§ What you should do: Pick out every line in the data below that contains the string "icon", treating uppercase and lowercase as different, and copy each of those lines.

§ Entries:
□ □ □ □ □ □ □

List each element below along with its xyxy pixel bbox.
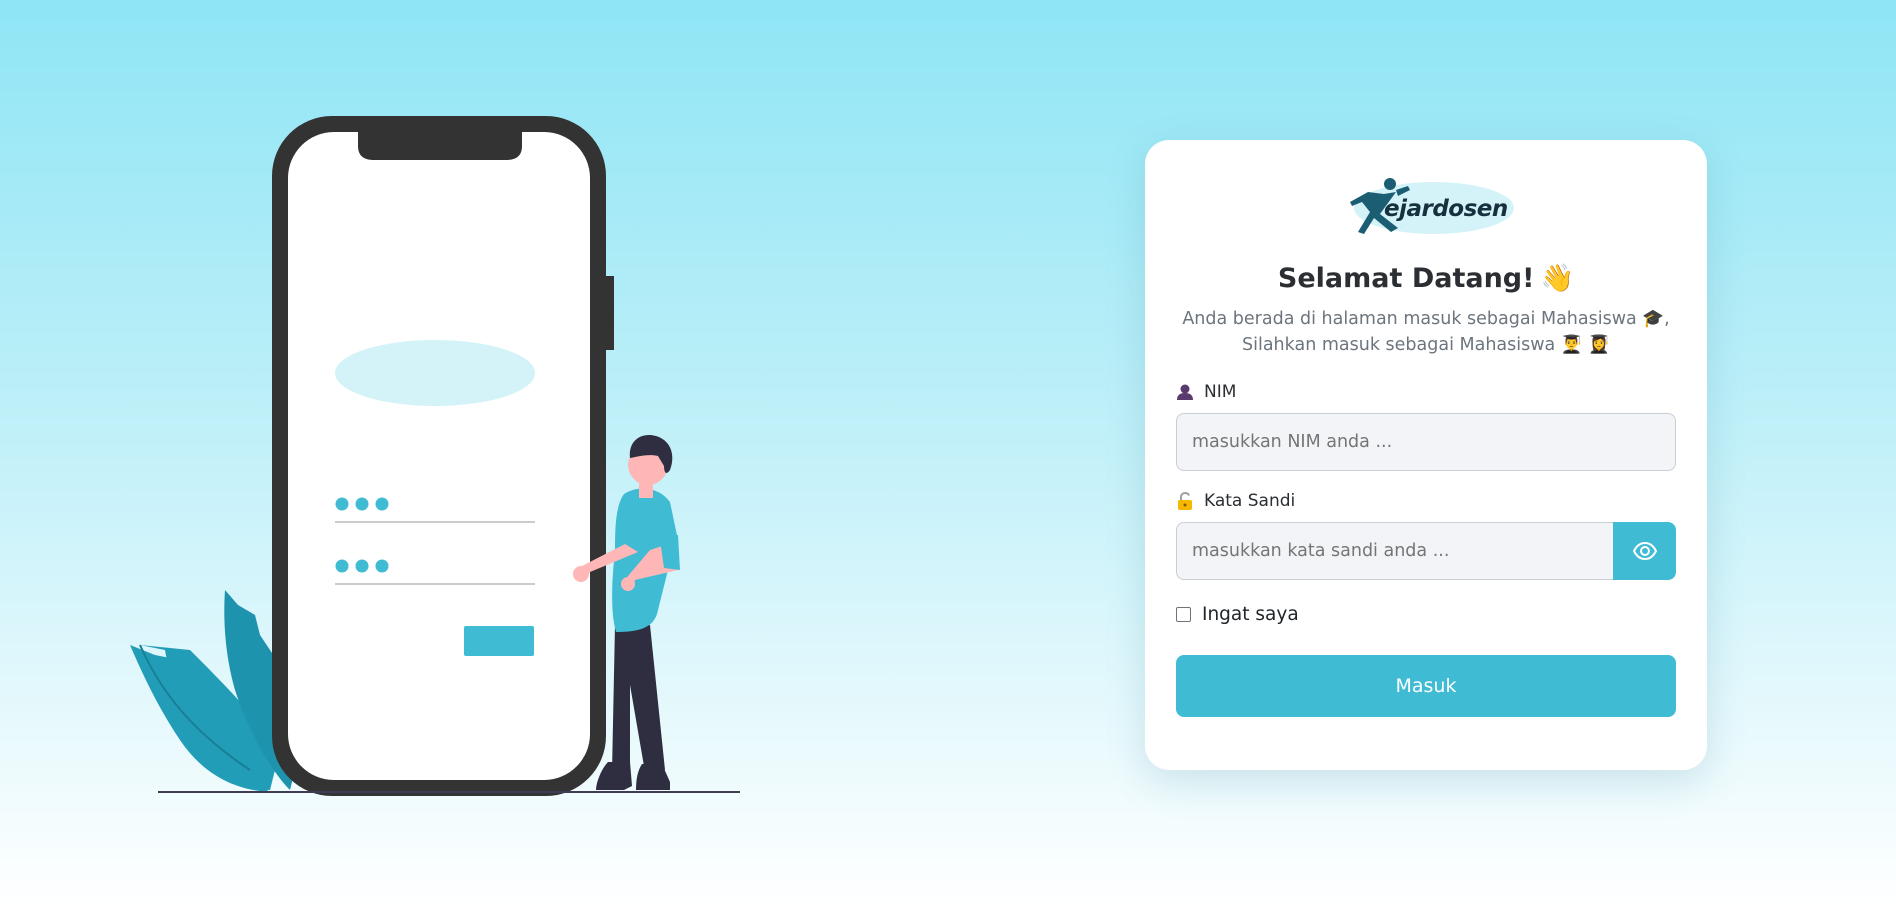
page-subtitle: Anda berada di halaman masuk sebagai Mah… xyxy=(1176,306,1676,358)
login-illustration xyxy=(130,110,750,810)
password-label: Kata Sandi xyxy=(1176,491,1676,511)
user-icon xyxy=(1176,383,1194,401)
brand-logo: ejardosen xyxy=(1336,172,1516,242)
nim-label-text: NIM xyxy=(1204,382,1237,402)
nim-input[interactable] xyxy=(1176,413,1676,471)
lock-icon xyxy=(1176,491,1194,510)
password-label-text: Kata Sandi xyxy=(1204,491,1296,511)
password-input[interactable] xyxy=(1176,522,1613,580)
eye-icon xyxy=(1632,542,1657,560)
password-input-group xyxy=(1176,522,1676,580)
page-title: Selamat Datang! 👋 xyxy=(1176,262,1676,295)
nim-label: NIM xyxy=(1176,382,1676,402)
subtitle-line-1: Anda berada di halaman masuk sebagai Mah… xyxy=(1182,309,1670,329)
brand-name: ejardosen xyxy=(1384,196,1508,222)
wave-icon: 👋 xyxy=(1540,263,1575,294)
ground-line xyxy=(158,791,740,793)
remember-me-label[interactable]: Ingat saya xyxy=(1202,604,1299,625)
toggle-password-button[interactable] xyxy=(1613,522,1676,580)
subtitle-line-2: Silahkan masuk sebagai Mahasiswa 👨‍🎓 👩‍🎓 xyxy=(1242,335,1610,355)
remember-me: Ingat saya xyxy=(1176,604,1676,625)
login-card: ejardosen Selamat Datang! 👋 Anda berada … xyxy=(1145,140,1707,770)
welcome-heading: Selamat Datang! xyxy=(1277,262,1535,294)
remember-me-checkbox[interactable] xyxy=(1176,607,1191,622)
phone-mockup xyxy=(272,116,614,796)
login-submit-button[interactable]: Masuk xyxy=(1176,655,1676,717)
phone-person-illustration xyxy=(130,116,740,796)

□ □ □ □ □ □ □

§ Answer to the exercise:
user-icon xyxy=(1176,383,1194,401)
lock-icon xyxy=(1176,491,1194,510)
eye-icon xyxy=(1632,542,1657,560)
wave-icon: 👋 xyxy=(1540,263,1575,294)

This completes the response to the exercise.